● **Instruction 1**
According to the evergreen border plan, which plant provides height in the center of the design?
● **Instruction 2**
Continue the evergreen border plan from its last sentence, in the same style.

Start Quoted passage

James Lawrence, RHS Principal Horticultural Advisor, has designed this simple, attractive, and most importantly, sustainable border design for you to try at home with plants that are easy to grow, widely available and look good together.

This planting plan of evergreens provides a range of plants that, once established, will thrive and attract pollinators to your garden. 


Evergreen plants to attract pollinators

Choosing foliage plants to attract pollinators

The Elaeagnus provides height in the centre of the design, while the other plants add extra seasonal colour and interest throughout the growing season, providing a variety of different flower types over a long period.

Thymus is a useful ground cover plant and will help reduce erosion from bare soil. The ground cover can also help to reduce soil surface moisture evaporation and suppress weed growth.

Additional organic mulching, preferably with homemade compost, can further help with soil moisture retention and weed suppression. 

The plants in this scheme will attract a variety of beneficial insects to your garden. Including a variety of different flowering times and flower shapes will attract a wide variety of pollinators over time.

1 - Ceanothus ‘Puget Blue’ 
2 - Elaeagnus x submacrophylla ‘Gilt Edge’
3 - Phlomis fruticosa
4 - Veronica rakaiensis
5 - Thymus serpyllum ‘Pink Chintz’ 
6 - Veronica ‘Margaret’  
7 - Erysimum ‘Bowles's Mauve’ 
1 - Ceanothus ‘Puget Blue’ is a dense, evergreen shrub with dark green, narrow leaves. Panicles of deep, rich blue flowers are produced over a long period in late spring and early summer.

End Quoted passage
Start Provided records

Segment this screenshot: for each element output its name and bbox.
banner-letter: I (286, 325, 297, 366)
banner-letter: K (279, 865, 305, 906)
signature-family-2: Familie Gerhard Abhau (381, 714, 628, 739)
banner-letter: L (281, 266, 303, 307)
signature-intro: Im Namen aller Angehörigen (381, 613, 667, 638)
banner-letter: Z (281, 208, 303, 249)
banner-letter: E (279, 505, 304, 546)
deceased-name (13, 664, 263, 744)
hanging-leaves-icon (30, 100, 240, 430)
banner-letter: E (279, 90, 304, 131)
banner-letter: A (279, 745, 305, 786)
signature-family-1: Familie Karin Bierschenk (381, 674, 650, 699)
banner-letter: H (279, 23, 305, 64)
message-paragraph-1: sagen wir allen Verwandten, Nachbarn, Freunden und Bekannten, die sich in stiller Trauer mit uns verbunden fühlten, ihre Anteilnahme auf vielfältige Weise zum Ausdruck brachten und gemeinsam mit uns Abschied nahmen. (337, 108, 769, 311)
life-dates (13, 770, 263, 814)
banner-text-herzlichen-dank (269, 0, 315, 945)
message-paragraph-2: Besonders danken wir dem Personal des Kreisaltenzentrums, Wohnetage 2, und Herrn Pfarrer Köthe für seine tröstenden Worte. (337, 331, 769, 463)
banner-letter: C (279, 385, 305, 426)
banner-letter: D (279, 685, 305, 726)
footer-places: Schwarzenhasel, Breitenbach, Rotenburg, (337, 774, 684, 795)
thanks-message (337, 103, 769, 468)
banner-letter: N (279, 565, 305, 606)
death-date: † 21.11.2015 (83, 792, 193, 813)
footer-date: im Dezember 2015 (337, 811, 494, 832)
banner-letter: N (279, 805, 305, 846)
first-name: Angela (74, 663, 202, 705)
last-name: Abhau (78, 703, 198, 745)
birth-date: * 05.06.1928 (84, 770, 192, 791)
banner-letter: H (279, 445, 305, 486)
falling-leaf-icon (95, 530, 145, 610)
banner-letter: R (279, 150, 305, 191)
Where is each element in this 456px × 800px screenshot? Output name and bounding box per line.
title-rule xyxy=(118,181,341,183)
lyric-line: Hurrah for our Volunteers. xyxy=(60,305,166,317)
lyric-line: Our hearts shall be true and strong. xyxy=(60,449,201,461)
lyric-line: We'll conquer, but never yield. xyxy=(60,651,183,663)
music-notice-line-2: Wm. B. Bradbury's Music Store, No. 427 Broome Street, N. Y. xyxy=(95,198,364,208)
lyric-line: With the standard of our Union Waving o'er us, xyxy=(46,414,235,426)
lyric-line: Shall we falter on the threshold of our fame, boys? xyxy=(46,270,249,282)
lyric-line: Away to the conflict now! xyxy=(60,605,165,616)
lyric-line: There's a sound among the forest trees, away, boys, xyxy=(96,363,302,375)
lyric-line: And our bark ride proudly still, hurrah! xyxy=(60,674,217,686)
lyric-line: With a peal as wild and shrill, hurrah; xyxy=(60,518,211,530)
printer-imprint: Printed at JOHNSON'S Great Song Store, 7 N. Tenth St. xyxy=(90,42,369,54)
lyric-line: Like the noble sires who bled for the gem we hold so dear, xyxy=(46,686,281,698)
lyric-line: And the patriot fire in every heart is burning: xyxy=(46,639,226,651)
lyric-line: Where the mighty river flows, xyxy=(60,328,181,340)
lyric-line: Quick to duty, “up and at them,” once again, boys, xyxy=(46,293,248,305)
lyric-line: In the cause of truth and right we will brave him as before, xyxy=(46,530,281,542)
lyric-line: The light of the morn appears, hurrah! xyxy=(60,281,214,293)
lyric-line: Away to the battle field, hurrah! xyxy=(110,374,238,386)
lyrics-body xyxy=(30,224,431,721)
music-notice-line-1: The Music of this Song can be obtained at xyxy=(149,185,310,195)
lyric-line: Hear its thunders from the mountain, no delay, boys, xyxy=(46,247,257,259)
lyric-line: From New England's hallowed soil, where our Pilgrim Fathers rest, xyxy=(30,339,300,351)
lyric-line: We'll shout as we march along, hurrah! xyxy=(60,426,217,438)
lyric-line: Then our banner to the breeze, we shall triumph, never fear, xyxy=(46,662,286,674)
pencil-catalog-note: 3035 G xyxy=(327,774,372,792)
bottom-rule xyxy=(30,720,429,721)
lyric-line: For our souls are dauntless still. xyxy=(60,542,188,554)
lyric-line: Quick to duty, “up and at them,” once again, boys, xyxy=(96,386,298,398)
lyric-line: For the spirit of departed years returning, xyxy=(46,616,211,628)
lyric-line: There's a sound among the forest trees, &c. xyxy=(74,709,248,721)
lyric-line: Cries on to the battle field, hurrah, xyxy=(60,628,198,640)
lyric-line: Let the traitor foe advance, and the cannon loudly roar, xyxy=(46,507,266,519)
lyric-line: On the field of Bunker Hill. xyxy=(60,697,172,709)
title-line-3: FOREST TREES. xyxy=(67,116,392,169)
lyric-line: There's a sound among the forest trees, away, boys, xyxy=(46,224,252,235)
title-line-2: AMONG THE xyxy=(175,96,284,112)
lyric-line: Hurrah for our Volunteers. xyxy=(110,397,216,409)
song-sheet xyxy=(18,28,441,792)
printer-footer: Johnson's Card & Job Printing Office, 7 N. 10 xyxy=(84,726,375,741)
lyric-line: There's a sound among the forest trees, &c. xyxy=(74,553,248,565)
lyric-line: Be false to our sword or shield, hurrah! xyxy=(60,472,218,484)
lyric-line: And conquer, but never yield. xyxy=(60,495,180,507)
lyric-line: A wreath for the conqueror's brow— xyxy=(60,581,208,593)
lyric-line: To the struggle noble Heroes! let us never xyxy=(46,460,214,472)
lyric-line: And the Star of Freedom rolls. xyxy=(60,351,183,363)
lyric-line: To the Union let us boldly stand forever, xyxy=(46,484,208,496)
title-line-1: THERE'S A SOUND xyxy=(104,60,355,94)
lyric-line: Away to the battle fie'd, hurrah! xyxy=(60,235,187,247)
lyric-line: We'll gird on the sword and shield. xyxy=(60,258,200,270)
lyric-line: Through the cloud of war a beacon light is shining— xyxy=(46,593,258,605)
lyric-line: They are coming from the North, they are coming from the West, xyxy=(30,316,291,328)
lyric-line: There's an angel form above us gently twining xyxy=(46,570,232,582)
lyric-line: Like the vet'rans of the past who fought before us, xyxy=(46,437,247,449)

End Provided records

● **Task answer 1**
The Elaeagnus

● **Task answer 2**
2 - Elaeagnus x submacrophylla ‘Gilt Edge’ forms a large shrub whose dark green leaves are outlined with yellow. Small, silvery, highly fragrant flowers open in autumn, sometimes followed by orange berries.

3 - Phlomis fruticosa is a small, spreading evergreen shrub, the erect shoots bearing sage-like, grey-green leaves to 12cm in length. Whorls of deep yellow, hooded flowers open from early summer.

4 - Veronica rakaiensis is a compact, rounded evergreen small shrub with small, bright green leaves and short spikes of white flowers from early summer.

5 - Thymus serpyllum ‘Pink Chintz’ is an evergreen sub-shrub forming a wide mat, with small, aromatic, dark green leaves and heads of tiny pink flowers.

6 - Veronica ‘Margaret’ is a compact, rounded evergreen shrub with bright green foliage and spikes of light blue flowers in early summer, often repeating in early autumn.

7 - Erysimum ‘Bowles’s Mauve’ is a bushy evergreen perennial with clusters of rich mauve flowers rising above narrow, dark grey-green leaves.

About evergreen plants

Choosing evergreen plants that flower at different times of the year will keep your border growing well, attracting a variety of pollinators and looking good all year round. Blocking light to the soil by providing continuous leaf cover will help keep weeds at bay.

A simple planting plan helps create depth, interest and good coverage in a border.
 

The challenge of growing evergreen plants

Evergreen plants can cast a lot of shade and limit the choice of species that can be used to underplant. Keeping small patches clear for more light-demanding plants will enable you to add something extra if you wish.
 

Why choose a sustainable planting combination?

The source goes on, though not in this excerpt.